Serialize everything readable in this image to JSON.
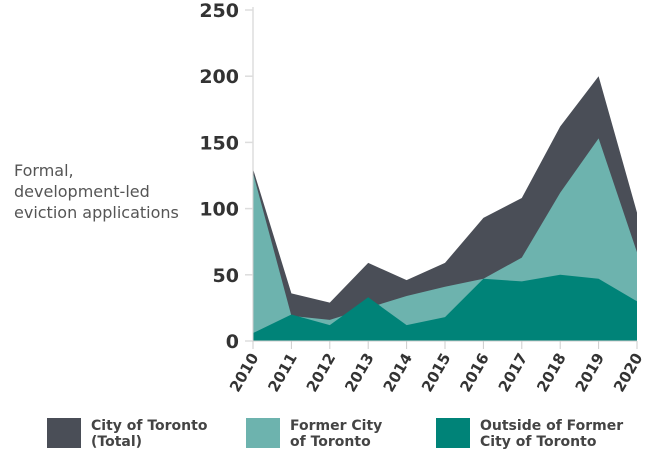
{
  "chart_data": {
    "type": "area",
    "title": "",
    "ylabel_lines": [
      "Formal,",
      "development-led",
      "eviction applications"
    ],
    "xlabel": "",
    "x": [
      "2010",
      "2011",
      "2012",
      "2013",
      "2014",
      "2015",
      "2016",
      "2017",
      "2018",
      "2019",
      "2020"
    ],
    "ylim": [
      0,
      250
    ],
    "yticks": [
      0,
      50,
      100,
      150,
      200,
      250
    ],
    "grid": false,
    "legend_position": "bottom",
    "series": [
      {
        "name": "City of Toronto (Total)",
        "legend_lines": [
          "City of Toronto",
          "(Total)"
        ],
        "color": "#4a4e57",
        "values": [
          130,
          36,
          29,
          59,
          46,
          59,
          93,
          108,
          162,
          200,
          97
        ]
      },
      {
        "name": "Former City of Toronto",
        "legend_lines": [
          "Former City",
          "of Toronto"
        ],
        "color": "#6db3ae",
        "values": [
          127,
          19,
          16,
          25,
          34,
          41,
          47,
          63,
          112,
          153,
          67
        ]
      },
      {
        "name": "Outside of Former City of Toronto",
        "legend_lines": [
          "Outside of Former",
          "City of Toronto"
        ],
        "color": "#008378",
        "values": [
          6,
          20,
          12,
          33,
          12,
          18,
          47,
          45,
          50,
          47,
          30
        ]
      }
    ]
  }
}
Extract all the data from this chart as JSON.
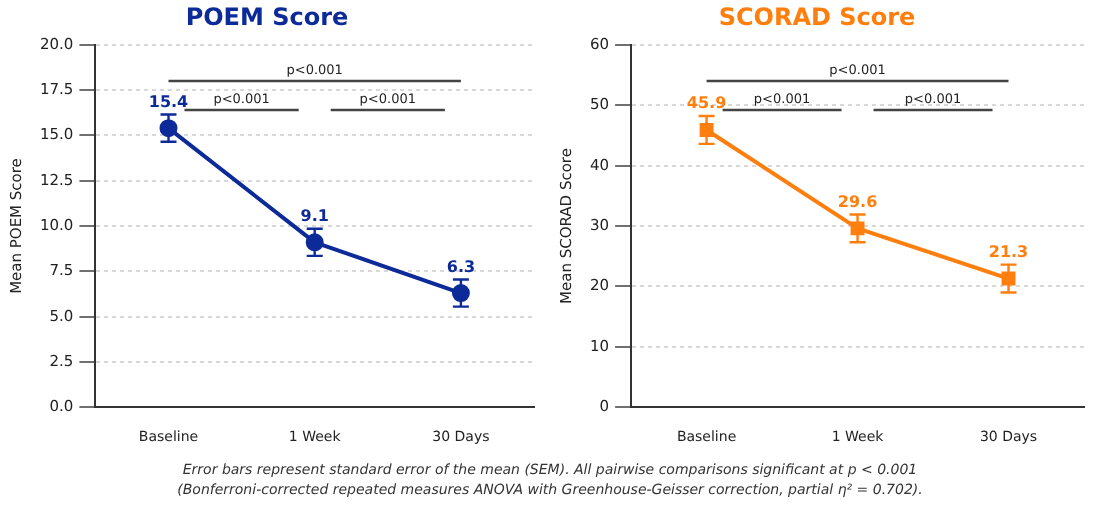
{
  "chart_data": [
    {
      "type": "line",
      "title": "POEM Score",
      "ylabel": "Mean POEM Score",
      "categories": [
        "Baseline",
        "1 Week",
        "30 Days"
      ],
      "series": [
        {
          "color": "#0c2a98",
          "values": [
            15.4,
            9.1,
            6.3
          ],
          "errors": [
            0.75,
            0.75,
            0.75
          ]
        }
      ],
      "data_labels": true,
      "marker": "circle",
      "line_style": "solid",
      "grid": "y",
      "legend": false,
      "ylim": [
        0,
        20
      ],
      "yticks": [
        {
          "value": 0,
          "label": "0.0"
        },
        2.5,
        {
          "value": 5,
          "label": "5.0"
        },
        7.5,
        {
          "value": 10,
          "label": "10.0"
        },
        12.5,
        {
          "value": 15,
          "label": "15.0"
        },
        17.5,
        {
          "value": 20,
          "label": "20.0"
        }
      ],
      "annotations": [
        "p<0.001",
        "p<0.001",
        "p<0.001"
      ]
    },
    {
      "type": "line",
      "title": "SCORAD Score",
      "ylabel": "Mean SCORAD Score",
      "categories": [
        "Baseline",
        "1 Week",
        "30 Days"
      ],
      "series": [
        {
          "color": "#ff7f0e",
          "values": [
            45.9,
            29.6,
            21.3
          ],
          "errors": [
            2.3,
            2.3,
            2.3
          ]
        }
      ],
      "data_labels": true,
      "marker": "square",
      "line_style": "solid",
      "grid": "y",
      "legend": false,
      "ylim": [
        0,
        60
      ],
      "yticks": [
        0,
        10,
        20,
        30,
        40,
        50,
        60
      ],
      "annotations": [
        "p<0.001",
        "p<0.001",
        "p<0.001"
      ]
    },
    {
      "type": "other",
      "annotations": [
        "Error bars represent standard error of the mean (SEM). All pairwise comparisons significant at p < 0.001",
        "(Bonferroni-corrected repeated measures ANOVA with Greenhouse-Geisser correction, partial η² = 0.702)."
      ]
    }
  ]
}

++++++++

# [Do this]
Work out how many lines in the records above contain the word "POEM", and give only that number.

# [Written response]
2